[Your goal] Where a line holds the string "locks", return that line.
====
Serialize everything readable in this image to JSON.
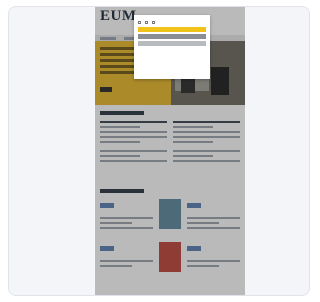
{
  "site": {
    "logo": "EUM"
  },
  "consent": {
    "title": "",
    "body": "",
    "options": [
      "",
      "",
      ""
    ],
    "accept_label": "",
    "selected_label": "",
    "reject_label": "",
    "details_link": "",
    "footer": ""
  },
  "colors": {
    "accent": "#e8b82a",
    "card_bg": "#f3f5f8"
  }
}
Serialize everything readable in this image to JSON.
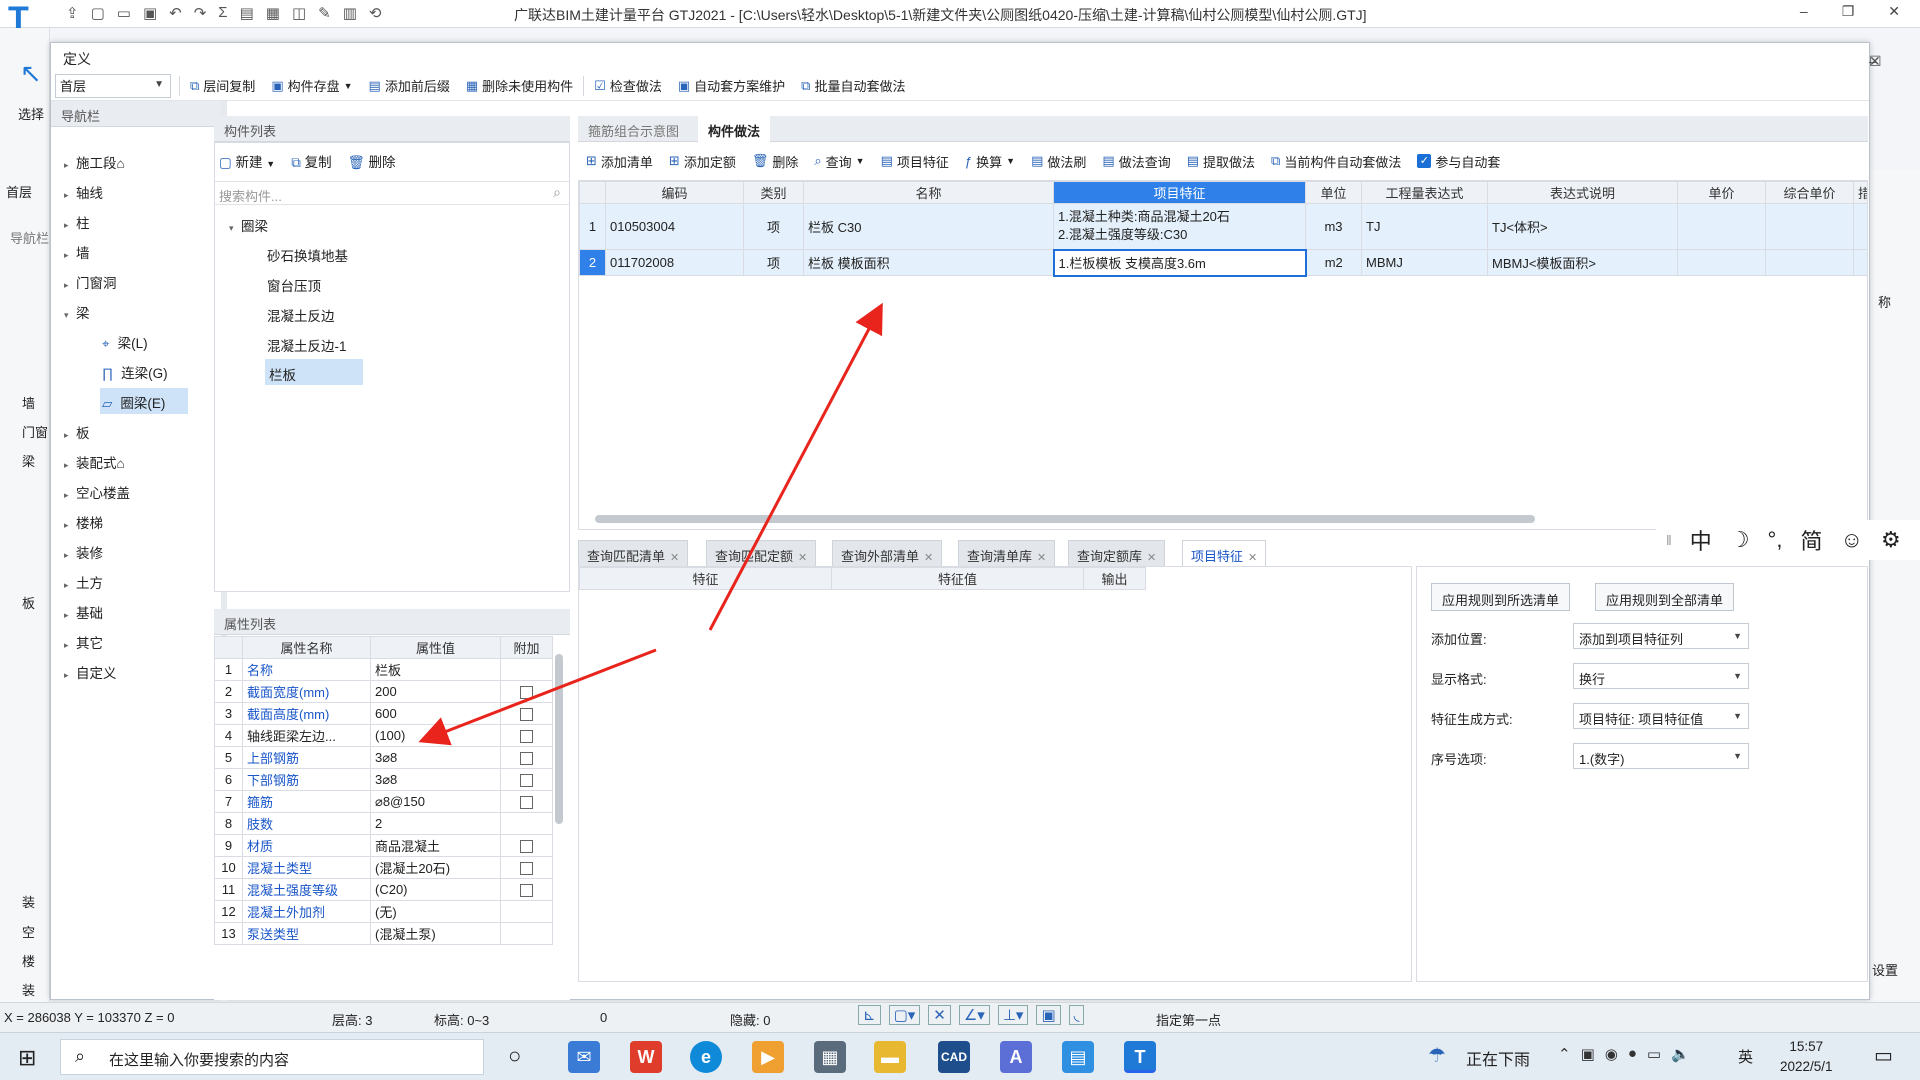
{
  "app": {
    "title": "广联达BIM土建计量平台 GTJ2021 - [C:\\Users\\轻水\\Desktop\\5-1\\新建文件夹\\公厕图纸0420-压缩\\土建-计算稿\\仙村公厕模型\\仙村公厕.GTJ]",
    "select_label": "选择",
    "left_floor": "首层",
    "left_nav": "导航栏",
    "left_items": [
      "墙",
      "门窗",
      "梁",
      "板",
      "装",
      "空",
      "楼",
      "装"
    ],
    "right_label": "称",
    "right_settings": "设置"
  },
  "dialog": {
    "title": "定义",
    "floor": "首层",
    "toolbar": [
      "层间复制",
      "构件存盘",
      "添加前后缀",
      "删除未使用构件",
      "检查做法",
      "自动套方案维护",
      "批量自动套做法"
    ]
  },
  "nav": {
    "header": "导航栏",
    "items": [
      "施工段⌂",
      "轴线",
      "柱",
      "墙",
      "门窗洞",
      "梁",
      "板",
      "装配式⌂",
      "空心楼盖",
      "楼梯",
      "装修",
      "土方",
      "基础",
      "其它",
      "自定义"
    ],
    "beam_children": [
      "梁(L)",
      "连梁(G)",
      "圈梁(E)"
    ]
  },
  "components": {
    "header": "构件列表",
    "new": "新建",
    "copy": "复制",
    "delete": "删除",
    "search_placeholder": "搜索构件...",
    "group": "圈梁",
    "items": [
      "砂石换填地基",
      "窗台压顶",
      "混凝土反边",
      "混凝土反边-1",
      "栏板"
    ],
    "selected": "栏板"
  },
  "properties": {
    "header": "属性列表",
    "columns": [
      "属性名称",
      "属性值",
      "附加"
    ],
    "rows": [
      {
        "no": "1",
        "name": "名称",
        "value": "栏板",
        "blue": true,
        "check": false
      },
      {
        "no": "2",
        "name": "截面宽度(mm)",
        "value": "200",
        "blue": true,
        "check": true
      },
      {
        "no": "3",
        "name": "截面高度(mm)",
        "value": "600",
        "blue": true,
        "check": true
      },
      {
        "no": "4",
        "name": "轴线距梁左边...",
        "value": "(100)",
        "blue": false,
        "check": true
      },
      {
        "no": "5",
        "name": "上部钢筋",
        "value": "3⌀8",
        "blue": true,
        "check": true
      },
      {
        "no": "6",
        "name": "下部钢筋",
        "value": "3⌀8",
        "blue": true,
        "check": true
      },
      {
        "no": "7",
        "name": "箍筋",
        "value": "⌀8@150",
        "blue": true,
        "check": true
      },
      {
        "no": "8",
        "name": "肢数",
        "value": "2",
        "blue": true,
        "check": false
      },
      {
        "no": "9",
        "name": "材质",
        "value": "商品混凝土",
        "blue": true,
        "check": true
      },
      {
        "no": "10",
        "name": "混凝土类型",
        "value": "(混凝土20石)",
        "blue": true,
        "check": true
      },
      {
        "no": "11",
        "name": "混凝土强度等级",
        "value": "(C20)",
        "blue": true,
        "check": true
      },
      {
        "no": "12",
        "name": "混凝土外加剂",
        "value": "(无)",
        "blue": true,
        "check": false
      },
      {
        "no": "13",
        "name": "泵送类型",
        "value": "(混凝土泵)",
        "blue": true,
        "check": false
      }
    ]
  },
  "method": {
    "tabs": [
      "箍筋组合示意图",
      "构件做法"
    ],
    "toolbar": [
      "添加清单",
      "添加定额",
      "删除",
      "查询",
      "项目特征",
      "换算",
      "做法刷",
      "做法查询",
      "提取做法",
      "当前构件自动套做法",
      "参与自动套"
    ],
    "columns": [
      "编码",
      "类别",
      "名称",
      "项目特征",
      "单位",
      "工程量表达式",
      "表达式说明",
      "单价",
      "综合单价",
      "措"
    ],
    "rows": [
      {
        "no": "1",
        "code": "010503004",
        "type": "项",
        "name": "栏板 C30",
        "feature1": "1.混凝土种类:商品混凝土20石",
        "feature2": "2.混凝土强度等级:C30",
        "unit": "m3",
        "expr": "TJ",
        "desc": "TJ<体积>"
      },
      {
        "no": "2",
        "code": "011702008",
        "type": "项",
        "name": "栏板 模板面积",
        "feature1": "1.栏板模板 支模高度3.6m",
        "feature2": "",
        "unit": "m2",
        "expr": "MBMJ",
        "desc": "MBMJ<模板面积>"
      }
    ]
  },
  "bottom": {
    "tabs": [
      "查询匹配清单",
      "查询匹配定额",
      "查询外部清单",
      "查询清单库",
      "查询定额库",
      "项目特征"
    ],
    "columns": [
      "特征",
      "特征值",
      "输出"
    ],
    "btn_selected": "应用规则到所选清单",
    "btn_all": "应用规则到全部清单",
    "fields": [
      {
        "label": "添加位置:",
        "value": "添加到项目特征列"
      },
      {
        "label": "显示格式:",
        "value": "换行"
      },
      {
        "label": "特征生成方式:",
        "value": "项目特征: 项目特征值"
      },
      {
        "label": "序号选项:",
        "value": "1.(数字)"
      }
    ]
  },
  "ime": [
    "中",
    "☽",
    "°,",
    "简",
    "☺",
    "⚙"
  ],
  "status": {
    "coords": "X = 286038 Y = 103370 Z = 0",
    "floor_h": "层高:  3",
    "elev": "标高:  0~3",
    "zero": "0",
    "hidden": "隐藏:  0",
    "hint": "指定第一点"
  },
  "taskbar": {
    "search": "在这里输入你要搜索的内容",
    "weather": "正在下雨",
    "lang": "英",
    "time": "15:57",
    "date": "2022/5/1"
  },
  "colors": {
    "accent": "#1a56c9",
    "selected": "#cfe3f8",
    "arrow": "#e8241c"
  }
}
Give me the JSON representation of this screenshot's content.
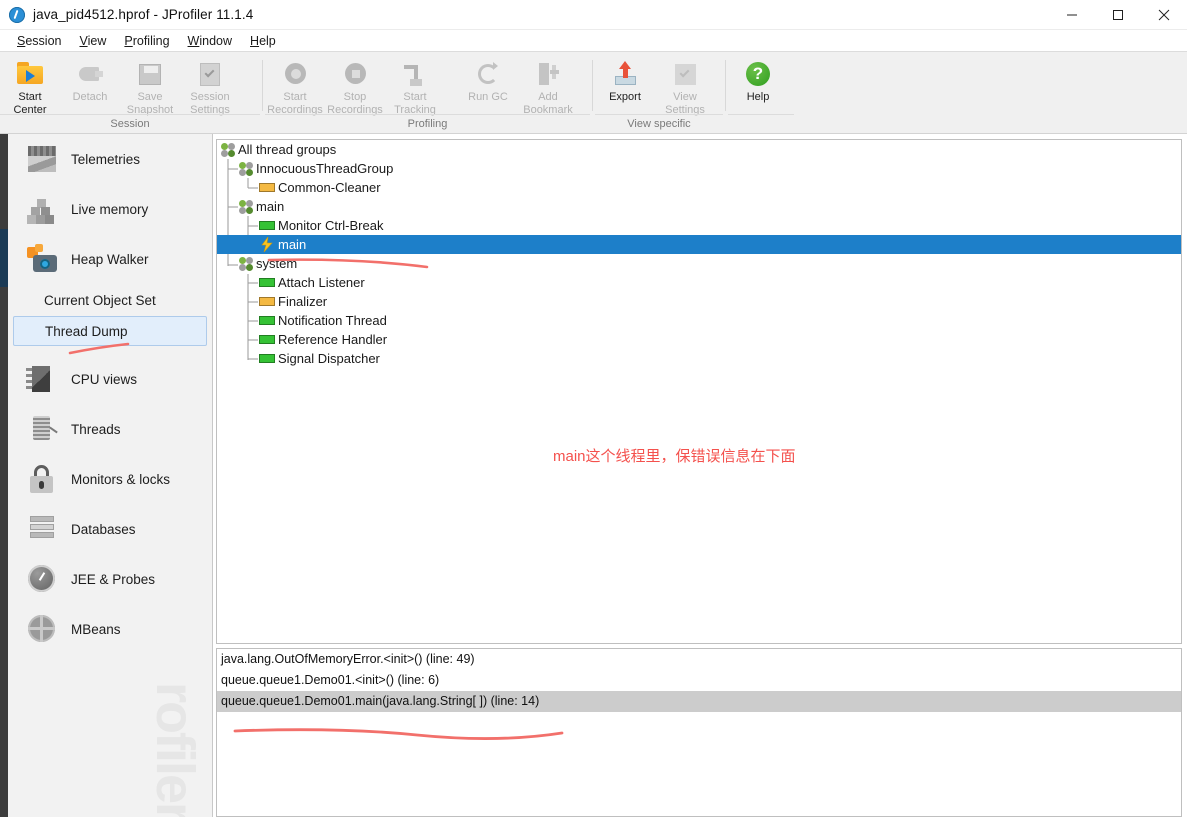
{
  "window": {
    "title": "java_pid4512.hprof - JProfiler 11.1.4",
    "app_icon": "jprofiler-icon",
    "minimize": "minimize-icon",
    "maximize": "maximize-icon",
    "close": "close-icon"
  },
  "menubar": {
    "items": [
      {
        "label": "Session",
        "mnemonic": "S"
      },
      {
        "label": "View",
        "mnemonic": "V"
      },
      {
        "label": "Profiling",
        "mnemonic": "P"
      },
      {
        "label": "Window",
        "mnemonic": "W"
      },
      {
        "label": "Help",
        "mnemonic": "H"
      }
    ]
  },
  "toolbar": {
    "groups": [
      {
        "label": "Session",
        "buttons": [
          {
            "name": "start-center",
            "line1": "Start",
            "line2": "Center",
            "icon": "folder-play-icon",
            "enabled": true
          },
          {
            "name": "detach",
            "line1": "Detach",
            "line2": "",
            "icon": "plug-icon",
            "enabled": false
          },
          {
            "name": "save-snapshot",
            "line1": "Save",
            "line2": "Snapshot",
            "icon": "floppy-icon",
            "enabled": false
          },
          {
            "name": "session-settings",
            "line1": "Session",
            "line2": "Settings",
            "icon": "settings-doc-icon",
            "enabled": false
          }
        ]
      },
      {
        "label": "Profiling",
        "buttons": [
          {
            "name": "start-recordings",
            "line1": "Start",
            "line2": "Recordings",
            "icon": "record-start-icon",
            "enabled": false
          },
          {
            "name": "stop-recordings",
            "line1": "Stop",
            "line2": "Recordings",
            "icon": "record-stop-icon",
            "enabled": false
          },
          {
            "name": "start-tracking",
            "line1": "Start",
            "line2": "Tracking",
            "icon": "tracking-icon",
            "enabled": false
          },
          {
            "name": "run-gc",
            "line1": "Run GC",
            "line2": "",
            "icon": "refresh-gc-icon",
            "enabled": false
          },
          {
            "name": "add-bookmark",
            "line1": "Add",
            "line2": "Bookmark",
            "icon": "bookmark-icon",
            "enabled": false
          }
        ]
      },
      {
        "label": "View specific",
        "buttons": [
          {
            "name": "export",
            "line1": "Export",
            "line2": "",
            "icon": "export-arrow-icon",
            "enabled": true
          },
          {
            "name": "view-settings",
            "line1": "View",
            "line2": "Settings",
            "icon": "view-settings-icon",
            "enabled": false
          },
          {
            "name": "help",
            "line1": "Help",
            "line2": "",
            "icon": "help-circle-icon",
            "enabled": true
          }
        ]
      }
    ]
  },
  "sidebar": {
    "items": [
      {
        "label": "Telemetries",
        "icon": "telemetries-icon",
        "type": "item",
        "selected": false
      },
      {
        "label": "Live memory",
        "icon": "live-memory-icon",
        "type": "item",
        "selected": false
      },
      {
        "label": "Heap Walker",
        "icon": "heap-walker-icon",
        "type": "item",
        "selected": false
      },
      {
        "label": "Current Object Set",
        "icon": "",
        "type": "sub",
        "selected": false
      },
      {
        "label": "Thread Dump",
        "icon": "",
        "type": "sub",
        "selected": true
      },
      {
        "label": "CPU views",
        "icon": "cpu-views-icon",
        "type": "item",
        "selected": false
      },
      {
        "label": "Threads",
        "icon": "threads-icon",
        "type": "item",
        "selected": false
      },
      {
        "label": "Monitors & locks",
        "icon": "monitors-locks-icon",
        "type": "item",
        "selected": false
      },
      {
        "label": "Databases",
        "icon": "databases-icon",
        "type": "item",
        "selected": false
      },
      {
        "label": "JEE & Probes",
        "icon": "jee-probes-icon",
        "type": "item",
        "selected": false
      },
      {
        "label": "MBeans",
        "icon": "mbeans-icon",
        "type": "item",
        "selected": false
      }
    ],
    "watermark": "rofiler"
  },
  "thread_tree": {
    "rows": [
      {
        "label": "All thread groups",
        "depth": 0,
        "icon": "thread-group-icon",
        "selected": false
      },
      {
        "label": "InnocuousThreadGroup",
        "depth": 1,
        "icon": "thread-group-icon",
        "selected": false
      },
      {
        "label": "Common-Cleaner",
        "depth": 2,
        "icon": "thread-waiting-icon",
        "selected": false
      },
      {
        "label": "main",
        "depth": 1,
        "icon": "thread-group-icon",
        "selected": false
      },
      {
        "label": "Monitor Ctrl-Break",
        "depth": 2,
        "icon": "thread-runnable-icon",
        "selected": false
      },
      {
        "label": "main",
        "depth": 2,
        "icon": "thread-bolt-icon",
        "selected": true
      },
      {
        "label": "system",
        "depth": 1,
        "icon": "thread-group-icon",
        "selected": false
      },
      {
        "label": "Attach Listener",
        "depth": 2,
        "icon": "thread-runnable-icon",
        "selected": false
      },
      {
        "label": "Finalizer",
        "depth": 2,
        "icon": "thread-waiting-icon",
        "selected": false
      },
      {
        "label": "Notification Thread",
        "depth": 2,
        "icon": "thread-runnable-icon",
        "selected": false
      },
      {
        "label": "Reference Handler",
        "depth": 2,
        "icon": "thread-runnable-icon",
        "selected": false
      },
      {
        "label": "Signal Dispatcher",
        "depth": 2,
        "icon": "thread-runnable-icon",
        "selected": false
      }
    ]
  },
  "stack_trace": {
    "rows": [
      {
        "text": "java.lang.OutOfMemoryError.<init>() (line: 49)",
        "selected": false
      },
      {
        "text": "queue.queue1.Demo01.<init>() (line: 6)",
        "selected": false
      },
      {
        "text": "queue.queue1.Demo01.main(java.lang.String[ ]) (line: 14)",
        "selected": true
      }
    ]
  },
  "annotations": {
    "note_text": "main这个线程里，保错误信息在下面",
    "note_color": "#f4514d",
    "underline_color": "#f2706b"
  },
  "colors": {
    "selection_blue": "#1d7fc9",
    "sidebar_selection": "#e2eefb",
    "stack_selection": "#cccccc",
    "thread_runnable": "#35c235",
    "thread_waiting": "#f4b942",
    "accent_edge": "#1b3a55"
  }
}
====
[Solution to the problem]
        "label": "Monitors & locks",
        "icon": "monitors-locks-icon",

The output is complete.